• Extracted information
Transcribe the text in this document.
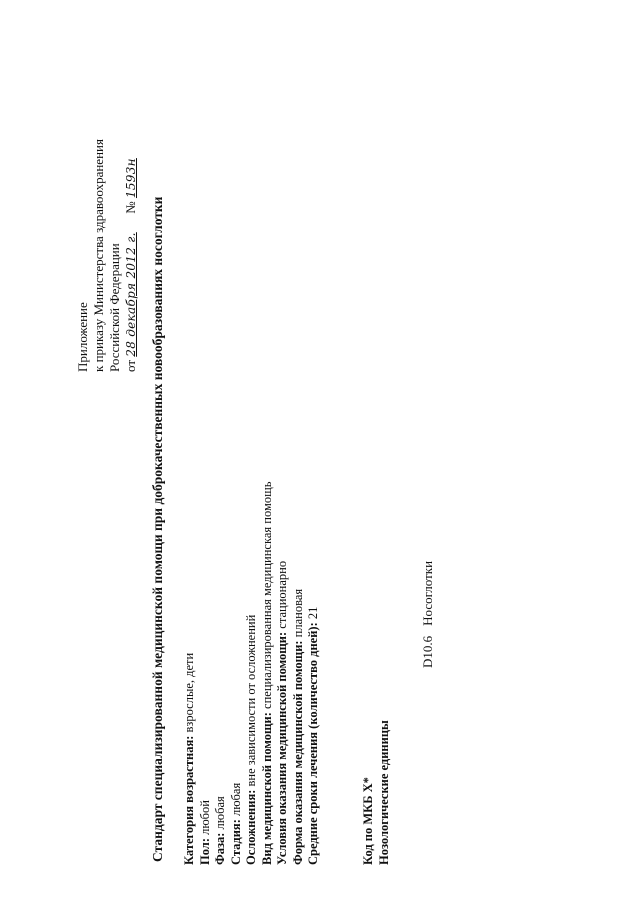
Приложение к приказу Министерства здравоохранения Российской Федерации от 28 декабря 2012 г.  № 1593н
Стандарт специализированной медицинской помощи при доброкачественных новообразованиях носоглотки Категория возрастная: взрослые, дети
Пол: любой
Фаза: любая
Стадия: любая Осложнения: вне зависимости от осложнений
Вид медицинской помощи: специализированная медицинская помощь
Условия оказания медицинской помощи: стационарно
Форма оказания медицинской помощи: плановая
Средние сроки лечения (количество дней): 21
Код по МКБ X* Нозологические единицы
D10.6Носоглотки
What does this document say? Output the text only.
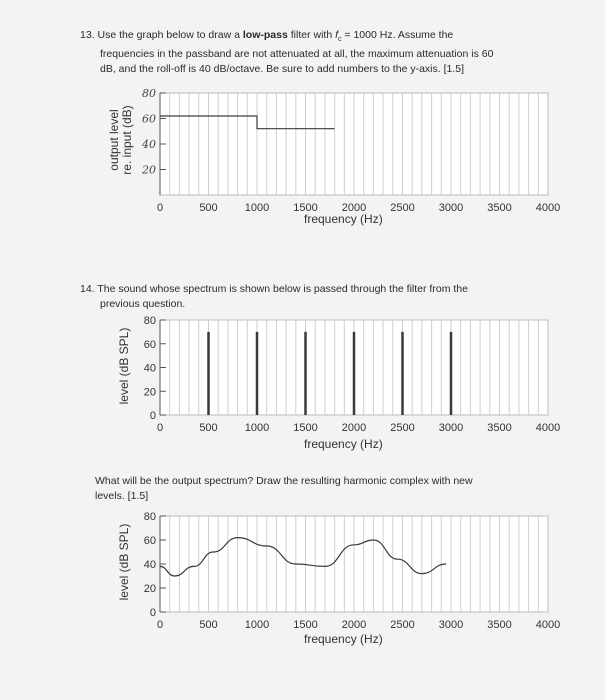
13. Use the graph below to draw a low-pass filter with $f_c = 1000$ Hz. Assume the

frequencies in the passband are not attenuated at all, the maximum attenuation is 60

dB, and the roll-off is 40 dB/octave. Be sure to add numbers to the y-axis. [1.5]

output level re. input (dB) 20
40
60
80
0	500 1000 1500 2000 2500 3000 3500 4000
0
20
40
60
80
0	500 1000 1500 2000 2500 3000 3500 4000
0
20
40
60
80
0	500 1000 1500 2000 2500 3000 3500 4000
frequency (Hz)

14. The sound whose spectrum is shown below is passed through the filter from the

previous question.

level (dB SPL)
frequency (Hz)

What will be the output spectrum? Draw the resulting harmonic complex with new

levels. [1.5]

level (dB SPL)
frequency (Hz)
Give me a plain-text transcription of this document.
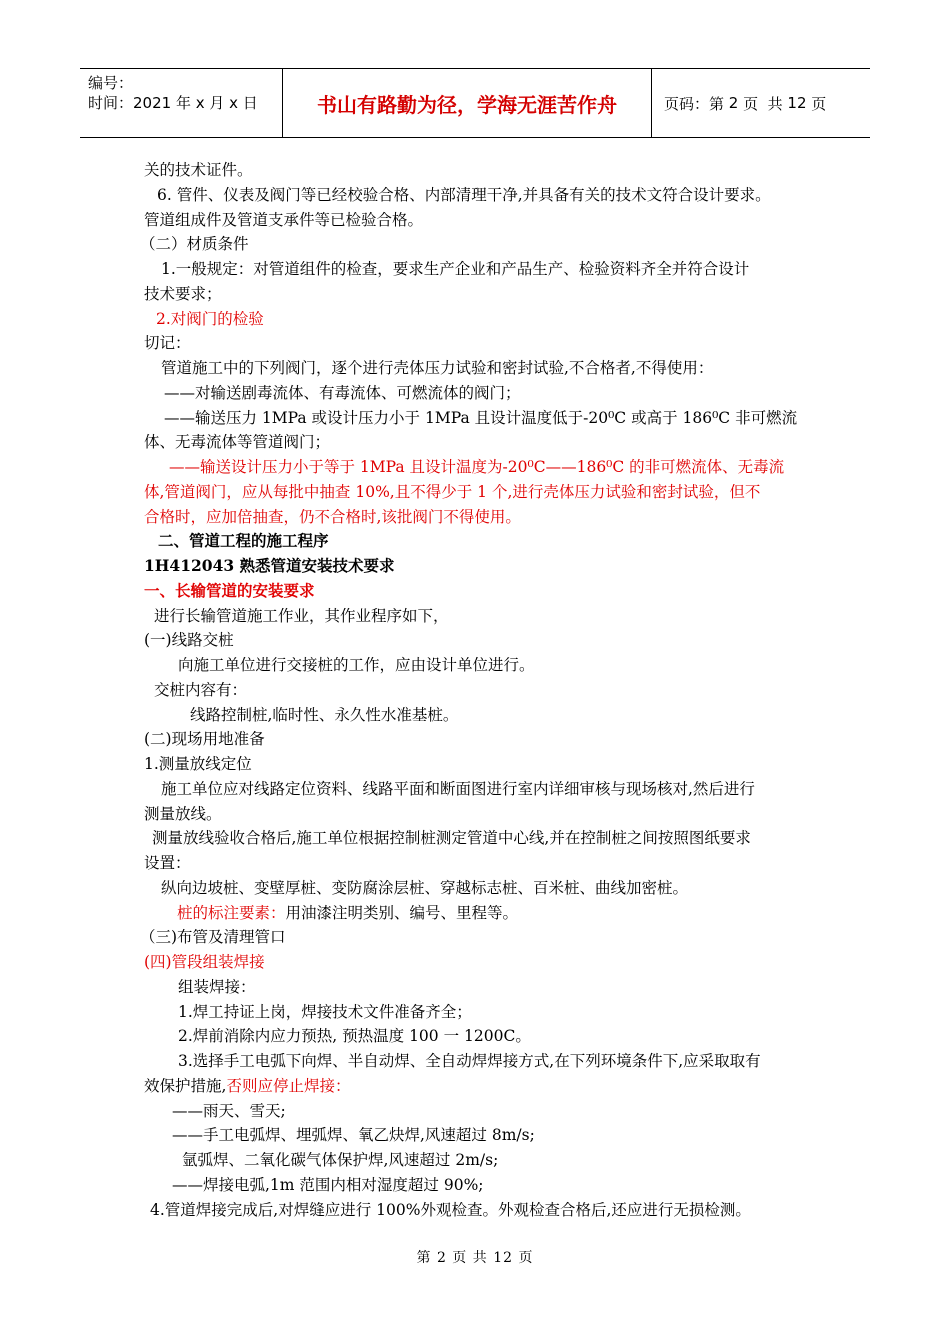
编号：
时间：2021 年 x 月 x 日	书山有路勤为径，学海无涯苦作舟	页码：第 2 页  共 12 页
关的技术证件。
6. 管件、仪表及阀门等已经校验合格、内部清理干净,并具备有关的技术文符合设计要求。
管道组成件及管道支承件等已检验合格。
（二）材质条件
1.一般规定：对管道组件的检查，要求生产企业和产品生产、检验资料齐全并符合设计
技术要求；
2.对阀门的检验
切记：
管道施工中的下列阀门，逐个进行壳体压力试验和密封试验,不合格者,不得使用：
——对输送剧毒流体、有毒流体、可燃流体的阀门；
——输送压力 1MPa 或设计压力小于 1MPa 且设计温度低于-20⁰C 或高于 186⁰C 非可燃流
体、无毒流体等管道阀门；
——输送设计压力小于等于 1MPa 且设计温度为-20⁰C——186⁰C 的非可燃流体、无毒流
体,管道阀门，应从每批中抽查 10%,且不得少于 1 个,进行壳体压力试验和密封试验，但不
合格时，应加倍抽查，仍不合格时,该批阀门不得使用。
二、管道工程的施工程序
1H412043 熟悉管道安装技术要求
一、长输管道的安装要求
进行长输管道施工作业，其作业程序如下，
(一)线路交桩
向施工单位进行交接桩的工作，应由设计单位进行。
交桩内容有：
线路控制桩,临时性、永久性水准基桩。
(二)现场用地准备
1.测量放线定位
施工单位应对线路定位资料、线路平面和断面图进行室内详细审核与现场核对,然后进行
测量放线。
测量放线验收合格后,施工单位根据控制桩测定管道中心线,并在控制桩之间按照图纸要求
设置：
纵向边坡桩、变壁厚桩、变防腐涂层桩、穿越标志桩、百米桩、曲线加密桩。
桩的标注要素：用油漆注明类别、编号、里程等。
（三)布管及清理管口
(四)管段组装焊接
组装焊接：
1.焊工持证上岗，焊接技术文件准备齐全；
2.焊前消除内应力预热, 预热温度 100 一 1200C。
3.选择手工电弧下向焊、半自动焊、全自动焊焊接方式,在下列环境条件下,应采取取有
效保护措施,否则应停止焊接：
——雨天、雪天;
——手工电弧焊、埋弧焊、氧乙炔焊,风速超过 8m/s;
氩弧焊、二氧化碳气体保护焊,风速超过 2m/s;
——焊接电弧,1m 范围内相对湿度超过 90%;
4.管道焊接完成后,对焊缝应进行 100%外观检查。外观检查合格后,还应进行无损检测。
第 2 页 共 12 页
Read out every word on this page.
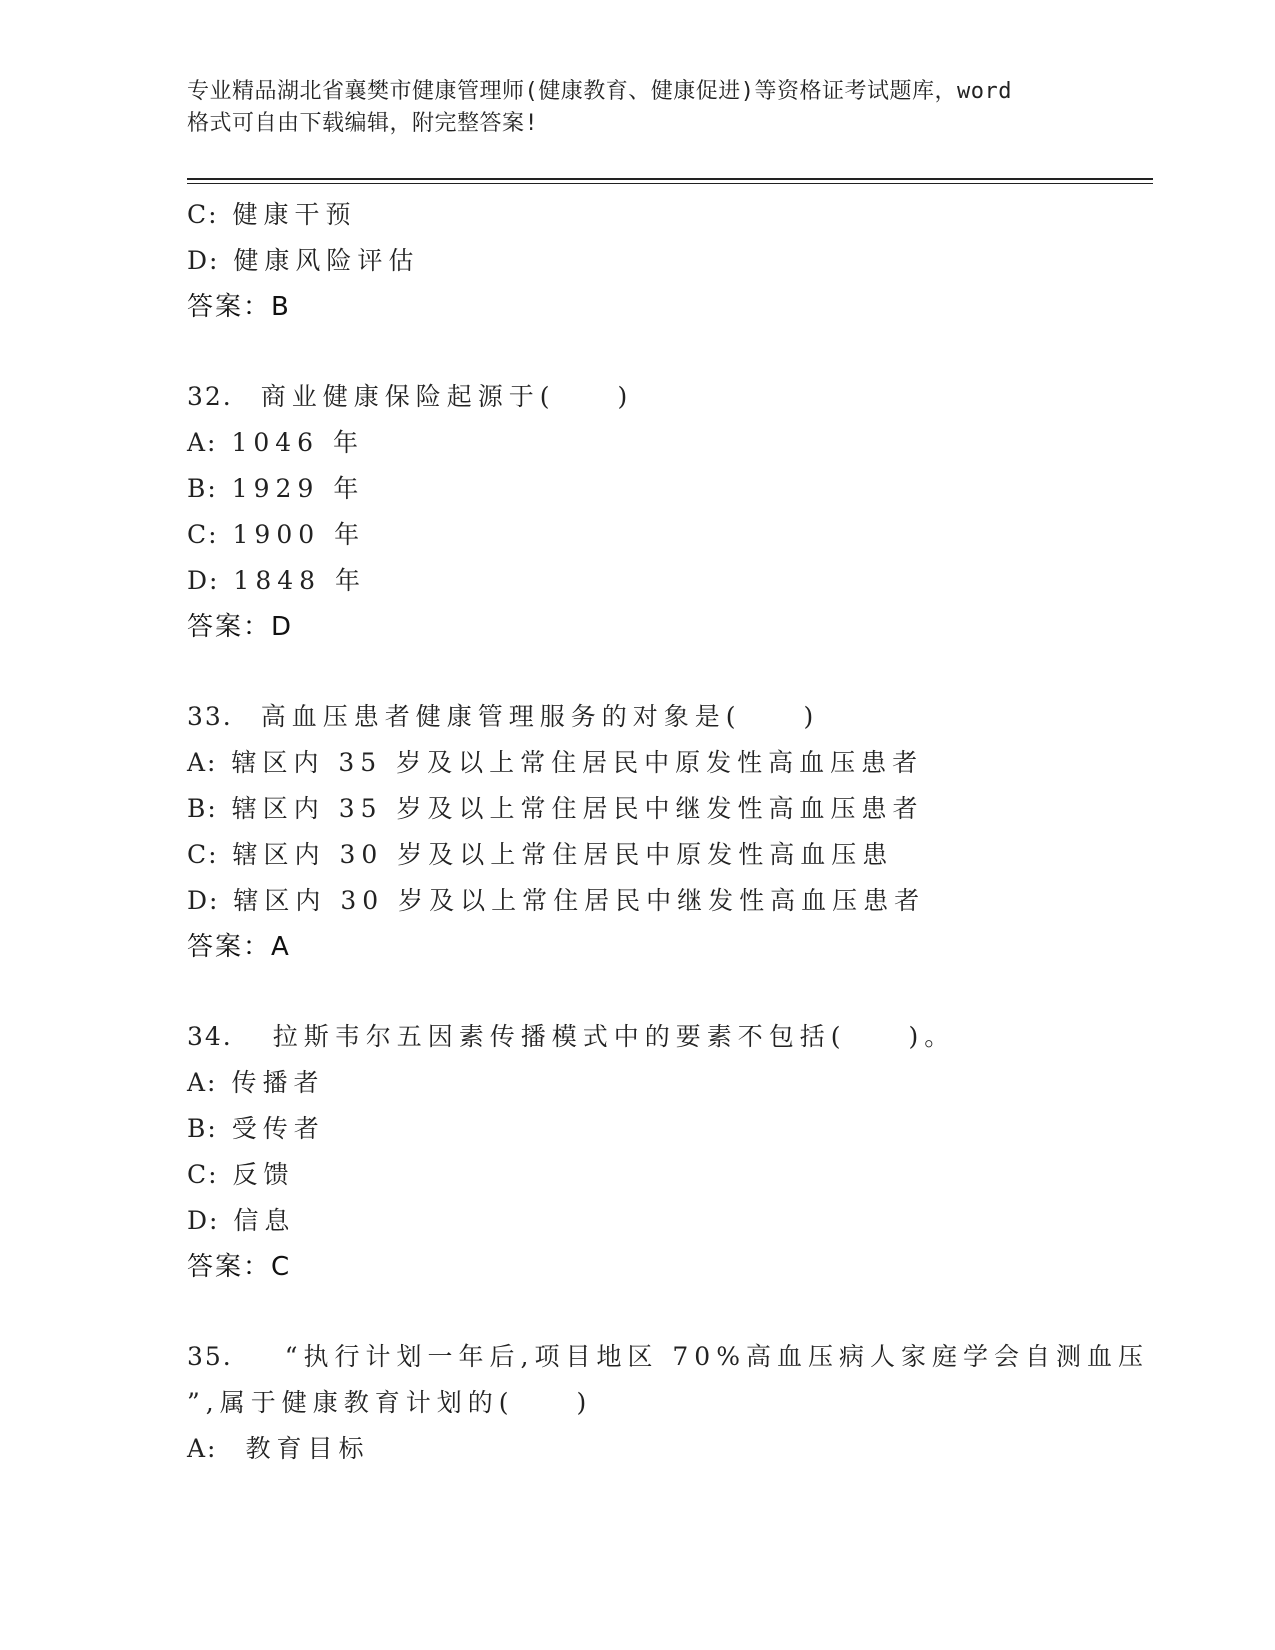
专业精品湖北省襄樊市健康管理师(健康教育、健康促进)等资格证考试题库，word
格式可自由下载编辑，附完整答案!
C: 健康干预
D: 健康风险评估
答案：B
32. 商业健康保险起源于(　　)
A: 1046 年
B: 1929 年
C: 1900 年
D: 1848 年
答案：D
33. 高血压患者健康管理服务的对象是(　　)
A: 辖区内 35 岁及以上常住居民中原发性高血压患者
B: 辖区内 35 岁及以上常住居民中继发性高血压患者
C: 辖区内 30 岁及以上常住居民中原发性高血压患
D: 辖区内 30 岁及以上常住居民中继发性高血压患者
答案：A
34. 拉斯韦尔五因素传播模式中的要素不包括(　　)。
A: 传播者
B: 受传者
C: 反馈
D: 信息
答案：C
35. “执行计划一年后,项目地区 70%高血压病人家庭学会自测血压
”,属于健康教育计划的(　　)
A: 教育目标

• What the task requires
Make an exact copy of all the material, but keep the pictures out of it.

• Complete output
Transcribe the text in this document.
Приложение к приказу Министерства здравоохранения Российской Федерации от 28 декабря 2012 г.  № 1593н
Стандарт специализированной медицинской помощи при доброкачественных новообразованиях носоглотки Категория возрастная: взрослые, дети
Пол: любой
Фаза: любая
Стадия: любая Осложнения: вне зависимости от осложнений
Вид медицинской помощи: специализированная медицинская помощь
Условия оказания медицинской помощи: стационарно
Форма оказания медицинской помощи: плановая
Средние сроки лечения (количество дней): 21
Код по МКБ X* Нозологические единицы
D10.6Носоглотки
What does this document say? Output the text only.
13. Use the graph below to draw a low-pass filter with $f_c = 1000$ Hz. Assume the

frequencies in the passband are not attenuated at all, the maximum attenuation is 60

dB, and the roll-off is 40 dB/octave. Be sure to add numbers to the y-axis. [1.5]

output level re. input (dB) 20
40
60
80
0	500 1000 1500 2000 2500 3000 3500 4000
0
20
40
60
80
0	500 1000 1500 2000 2500 3000 3500 4000
0
20
40
60
80
0	500 1000 1500 2000 2500 3000 3500 4000
frequency (Hz)

14. The sound whose spectrum is shown below is passed through the filter from the

previous question.

level (dB SPL)
frequency (Hz)

What will be the output spectrum? Draw the resulting harmonic complex with new

levels. [1.5]

level (dB SPL)
frequency (Hz)
Give me a plain-text transcription of this document.
编号：
时间：2021 年 x 月 x 日	书山有路勤为径，学海无涯苦作舟	页码：第 2 页  共 12 页
关的技术证件。
6. 管件、仪表及阀门等已经校验合格、内部清理干净,并具备有关的技术文符合设计要求。
管道组成件及管道支承件等已检验合格。
（二）材质条件
1.一般规定：对管道组件的检查，要求生产企业和产品生产、检验资料齐全并符合设计
技术要求；
2.对阀门的检验
切记：
管道施工中的下列阀门，逐个进行壳体压力试验和密封试验,不合格者,不得使用：
——对输送剧毒流体、有毒流体、可燃流体的阀门；
——输送压力 1MPa 或设计压力小于 1MPa 且设计温度低于-20⁰C 或高于 186⁰C 非可燃流
体、无毒流体等管道阀门；
——输送设计压力小于等于 1MPa 且设计温度为-20⁰C——186⁰C 的非可燃流体、无毒流
体,管道阀门，应从每批中抽查 10%,且不得少于 1 个,进行壳体压力试验和密封试验，但不
合格时，应加倍抽查，仍不合格时,该批阀门不得使用。
二、管道工程的施工程序
1H412043 熟悉管道安装技术要求
一、长输管道的安装要求
进行长输管道施工作业，其作业程序如下，
(一)线路交桩
向施工单位进行交接桩的工作，应由设计单位进行。
交桩内容有：
线路控制桩,临时性、永久性水准基桩。
(二)现场用地准备
1.测量放线定位
施工单位应对线路定位资料、线路平面和断面图进行室内详细审核与现场核对,然后进行
测量放线。
测量放线验收合格后,施工单位根据控制桩测定管道中心线,并在控制桩之间按照图纸要求
设置：
纵向边坡桩、变壁厚桩、变防腐涂层桩、穿越标志桩、百米桩、曲线加密桩。
桩的标注要素：用油漆注明类别、编号、里程等。
（三)布管及清理管口
(四)管段组装焊接
组装焊接：
1.焊工持证上岗，焊接技术文件准备齐全；
2.焊前消除内应力预热, 预热温度 100 一 1200C。
3.选择手工电弧下向焊、半自动焊、全自动焊焊接方式,在下列环境条件下,应采取取有
效保护措施,否则应停止焊接：
——雨天、雪天;
——手工电弧焊、埋弧焊、氧乙炔焊,风速超过 8m/s;
氩弧焊、二氧化碳气体保护焊,风速超过 2m/s;
——焊接电弧,1m 范围内相对湿度超过 90%;
4.管道焊接完成后,对焊缝应进行 100%外观检查。外观检查合格后,还应进行无损检测。
第 2 页 共 12 页
Read out every word on this page.
专业精品湖北省襄樊市健康管理师(健康教育、健康促进)等资格证考试题库，word
格式可自由下载编辑，附完整答案!
C: 健康干预
D: 健康风险评估
答案：B
32. 商业健康保险起源于(　　)
A: 1046 年
B: 1929 年
C: 1900 年
D: 1848 年
答案：D
33. 高血压患者健康管理服务的对象是(　　)
A: 辖区内 35 岁及以上常住居民中原发性高血压患者
B: 辖区内 35 岁及以上常住居民中继发性高血压患者
C: 辖区内 30 岁及以上常住居民中原发性高血压患
D: 辖区内 30 岁及以上常住居民中继发性高血压患者
答案：A
34. 拉斯韦尔五因素传播模式中的要素不包括(　　)。
A: 传播者
B: 受传者
C: 反馈
D: 信息
答案：C
35. “执行计划一年后,项目地区 70%高血压病人家庭学会自测血压
”,属于健康教育计划的(　　)
A: 教育目标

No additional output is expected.